### [Request]
Repeat every line below exactly, word for word.

Dataset rows:
..............................

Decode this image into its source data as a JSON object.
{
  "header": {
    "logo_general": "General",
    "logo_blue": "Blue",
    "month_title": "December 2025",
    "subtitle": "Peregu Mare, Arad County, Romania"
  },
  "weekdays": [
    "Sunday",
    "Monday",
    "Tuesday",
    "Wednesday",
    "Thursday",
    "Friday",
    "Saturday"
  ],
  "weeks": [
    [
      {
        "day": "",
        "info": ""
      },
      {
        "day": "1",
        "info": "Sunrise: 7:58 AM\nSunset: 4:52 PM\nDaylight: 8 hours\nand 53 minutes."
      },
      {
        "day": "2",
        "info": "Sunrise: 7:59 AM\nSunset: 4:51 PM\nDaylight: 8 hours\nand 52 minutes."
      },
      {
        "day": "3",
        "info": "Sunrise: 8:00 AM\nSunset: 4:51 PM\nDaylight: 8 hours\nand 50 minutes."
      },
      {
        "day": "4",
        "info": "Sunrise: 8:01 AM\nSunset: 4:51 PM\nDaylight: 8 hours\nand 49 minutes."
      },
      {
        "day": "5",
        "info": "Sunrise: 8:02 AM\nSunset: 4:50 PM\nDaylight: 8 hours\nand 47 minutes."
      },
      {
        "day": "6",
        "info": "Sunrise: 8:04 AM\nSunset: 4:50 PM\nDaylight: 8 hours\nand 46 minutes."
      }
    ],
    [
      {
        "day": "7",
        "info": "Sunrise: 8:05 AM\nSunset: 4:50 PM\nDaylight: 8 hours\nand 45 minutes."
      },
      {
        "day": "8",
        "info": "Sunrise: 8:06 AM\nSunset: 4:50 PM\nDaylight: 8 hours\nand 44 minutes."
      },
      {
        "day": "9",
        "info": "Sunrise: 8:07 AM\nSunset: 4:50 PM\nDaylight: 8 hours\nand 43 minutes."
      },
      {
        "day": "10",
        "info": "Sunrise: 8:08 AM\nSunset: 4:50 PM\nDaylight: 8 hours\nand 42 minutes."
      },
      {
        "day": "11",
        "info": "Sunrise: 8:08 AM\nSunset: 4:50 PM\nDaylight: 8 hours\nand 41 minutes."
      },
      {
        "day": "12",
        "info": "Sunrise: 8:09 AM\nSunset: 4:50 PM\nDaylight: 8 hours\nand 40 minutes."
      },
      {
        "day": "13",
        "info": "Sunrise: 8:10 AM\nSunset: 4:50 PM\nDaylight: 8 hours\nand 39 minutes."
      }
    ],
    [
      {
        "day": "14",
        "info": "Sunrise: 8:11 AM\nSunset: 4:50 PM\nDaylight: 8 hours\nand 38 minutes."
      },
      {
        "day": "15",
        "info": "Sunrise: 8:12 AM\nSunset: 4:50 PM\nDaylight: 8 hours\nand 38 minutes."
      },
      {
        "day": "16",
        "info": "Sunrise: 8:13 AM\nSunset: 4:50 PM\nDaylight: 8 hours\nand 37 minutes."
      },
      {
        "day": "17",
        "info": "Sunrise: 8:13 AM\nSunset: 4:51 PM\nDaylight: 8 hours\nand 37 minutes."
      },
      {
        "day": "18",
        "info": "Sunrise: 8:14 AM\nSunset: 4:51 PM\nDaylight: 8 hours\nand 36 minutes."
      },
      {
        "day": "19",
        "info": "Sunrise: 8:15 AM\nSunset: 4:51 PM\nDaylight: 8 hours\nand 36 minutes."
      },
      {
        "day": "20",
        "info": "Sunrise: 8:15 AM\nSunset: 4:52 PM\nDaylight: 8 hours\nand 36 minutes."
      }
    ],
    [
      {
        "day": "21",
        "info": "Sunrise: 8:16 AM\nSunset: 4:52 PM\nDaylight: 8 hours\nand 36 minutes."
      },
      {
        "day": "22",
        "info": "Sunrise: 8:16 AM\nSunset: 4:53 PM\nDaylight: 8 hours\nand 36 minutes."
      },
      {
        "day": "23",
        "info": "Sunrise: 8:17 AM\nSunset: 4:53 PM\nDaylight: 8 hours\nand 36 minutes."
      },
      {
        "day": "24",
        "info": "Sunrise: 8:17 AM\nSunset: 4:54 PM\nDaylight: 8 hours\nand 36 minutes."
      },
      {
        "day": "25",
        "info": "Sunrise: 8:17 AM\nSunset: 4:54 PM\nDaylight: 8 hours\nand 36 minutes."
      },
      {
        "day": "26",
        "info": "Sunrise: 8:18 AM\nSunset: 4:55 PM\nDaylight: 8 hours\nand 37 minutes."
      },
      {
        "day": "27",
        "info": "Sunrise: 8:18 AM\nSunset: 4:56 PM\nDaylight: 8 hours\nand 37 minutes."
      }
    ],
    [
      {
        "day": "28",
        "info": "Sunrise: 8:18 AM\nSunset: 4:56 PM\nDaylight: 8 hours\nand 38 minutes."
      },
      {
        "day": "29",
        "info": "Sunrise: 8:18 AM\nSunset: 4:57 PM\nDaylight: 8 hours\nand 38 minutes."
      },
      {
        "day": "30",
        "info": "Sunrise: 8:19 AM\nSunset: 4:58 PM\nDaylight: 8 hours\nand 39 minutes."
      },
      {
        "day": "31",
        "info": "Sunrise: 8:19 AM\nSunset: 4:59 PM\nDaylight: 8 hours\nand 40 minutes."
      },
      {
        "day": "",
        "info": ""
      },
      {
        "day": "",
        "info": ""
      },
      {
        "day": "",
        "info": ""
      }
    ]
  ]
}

..............................

### [Answer to this exercise]
Decode this image into its source data as a JSON object.
{
  "header": {
    "logo_general": "General",
    "logo_blue": "Blue",
    "month_title": "December 2025",
    "subtitle": "Peregu Mare, Arad County, Romania"
  },
  "weekdays": [
    "Sunday",
    "Monday",
    "Tuesday",
    "Wednesday",
    "Thursday",
    "Friday",
    "Saturday"
  ],
  "weeks": [
    [
      {
        "day": "",
        "info": ""
      },
      {
        "day": "1",
        "info": "Sunrise: 7:58 AM\nSunset: 4:52 PM\nDaylight: 8 hours\nand 53 minutes."
      },
      {
        "day": "2",
        "info": "Sunrise: 7:59 AM\nSunset: 4:51 PM\nDaylight: 8 hours\nand 52 minutes."
      },
      {
        "day": "3",
        "info": "Sunrise: 8:00 AM\nSunset: 4:51 PM\nDaylight: 8 hours\nand 50 minutes."
      },
      {
        "day": "4",
        "info": "Sunrise: 8:01 AM\nSunset: 4:51 PM\nDaylight: 8 hours\nand 49 minutes."
      },
      {
        "day": "5",
        "info": "Sunrise: 8:02 AM\nSunset: 4:50 PM\nDaylight: 8 hours\nand 47 minutes."
      },
      {
        "day": "6",
        "info": "Sunrise: 8:04 AM\nSunset: 4:50 PM\nDaylight: 8 hours\nand 46 minutes."
      }
    ],
    [
      {
        "day": "7",
        "info": "Sunrise: 8:05 AM\nSunset: 4:50 PM\nDaylight: 8 hours\nand 45 minutes."
      },
      {
        "day": "8",
        "info": "Sunrise: 8:06 AM\nSunset: 4:50 PM\nDaylight: 8 hours\nand 44 minutes."
      },
      {
        "day": "9",
        "info": "Sunrise: 8:07 AM\nSunset: 4:50 PM\nDaylight: 8 hours\nand 43 minutes."
      },
      {
        "day": "10",
        "info": "Sunrise: 8:08 AM\nSunset: 4:50 PM\nDaylight: 8 hours\nand 42 minutes."
      },
      {
        "day": "11",
        "info": "Sunrise: 8:08 AM\nSunset: 4:50 PM\nDaylight: 8 hours\nand 41 minutes."
      },
      {
        "day": "12",
        "info": "Sunrise: 8:09 AM\nSunset: 4:50 PM\nDaylight: 8 hours\nand 40 minutes."
      },
      {
        "day": "13",
        "info": "Sunrise: 8:10 AM\nSunset: 4:50 PM\nDaylight: 8 hours\nand 39 minutes."
      }
    ],
    [
      {
        "day": "14",
        "info": "Sunrise: 8:11 AM\nSunset: 4:50 PM\nDaylight: 8 hours\nand 38 minutes."
      },
      {
        "day": "15",
        "info": "Sunrise: 8:12 AM\nSunset: 4:50 PM\nDaylight: 8 hours\nand 38 minutes."
      },
      {
        "day": "16",
        "info": "Sunrise: 8:13 AM\nSunset: 4:50 PM\nDaylight: 8 hours\nand 37 minutes."
      },
      {
        "day": "17",
        "info": "Sunrise: 8:13 AM\nSunset: 4:51 PM\nDaylight: 8 hours\nand 37 minutes."
      },
      {
        "day": "18",
        "info": "Sunrise: 8:14 AM\nSunset: 4:51 PM\nDaylight: 8 hours\nand 36 minutes."
      },
      {
        "day": "19",
        "info": "Sunrise: 8:15 AM\nSunset: 4:51 PM\nDaylight: 8 hours\nand 36 minutes."
      },
      {
        "day": "20",
        "info": "Sunrise: 8:15 AM\nSunset: 4:52 PM\nDaylight: 8 hours\nand 36 minutes."
      }
    ],
    [
      {
        "day": "21",
        "info": "Sunrise: 8:16 AM\nSunset: 4:52 PM\nDaylight: 8 hours\nand 36 minutes."
      },
      {
        "day": "22",
        "info": "Sunrise: 8:16 AM\nSunset: 4:53 PM\nDaylight: 8 hours\nand 36 minutes."
      },
      {
        "day": "23",
        "info": "Sunrise: 8:17 AM\nSunset: 4:53 PM\nDaylight: 8 hours\nand 36 minutes."
      },
      {
        "day": "24",
        "info": "Sunrise: 8:17 AM\nSunset: 4:54 PM\nDaylight: 8 hours\nand 36 minutes."
      },
      {
        "day": "25",
        "info": "Sunrise: 8:17 AM\nSunset: 4:54 PM\nDaylight: 8 hours\nand 36 minutes."
      },
      {
        "day": "26",
        "info": "Sunrise: 8:18 AM\nSunset: 4:55 PM\nDaylight: 8 hours\nand 37 minutes."
      },
      {
        "day": "27",
        "info": "Sunrise: 8:18 AM\nSunset: 4:56 PM\nDaylight: 8 hours\nand 37 minutes."
      }
    ],
    [
      {
        "day": "28",
        "info": "Sunrise: 8:18 AM\nSunset: 4:56 PM\nDaylight: 8 hours\nand 38 minutes."
      },
      {
        "day": "29",
        "info": "Sunrise: 8:18 AM\nSunset: 4:57 PM\nDaylight: 8 hours\nand 38 minutes."
      },
      {
        "day": "30",
        "info": "Sunrise: 8:19 AM\nSunset: 4:58 PM\nDaylight: 8 hours\nand 39 minutes."
      },
      {
        "day": "31",
        "info": "Sunrise: 8:19 AM\nSunset: 4:59 PM\nDaylight: 8 hours\nand 40 minutes."
      },
      {
        "day": "",
        "info": ""
      },
      {
        "day": "",
        "info": ""
      },
      {
        "day": "",
        "info": ""
      }
    ]
  ]
}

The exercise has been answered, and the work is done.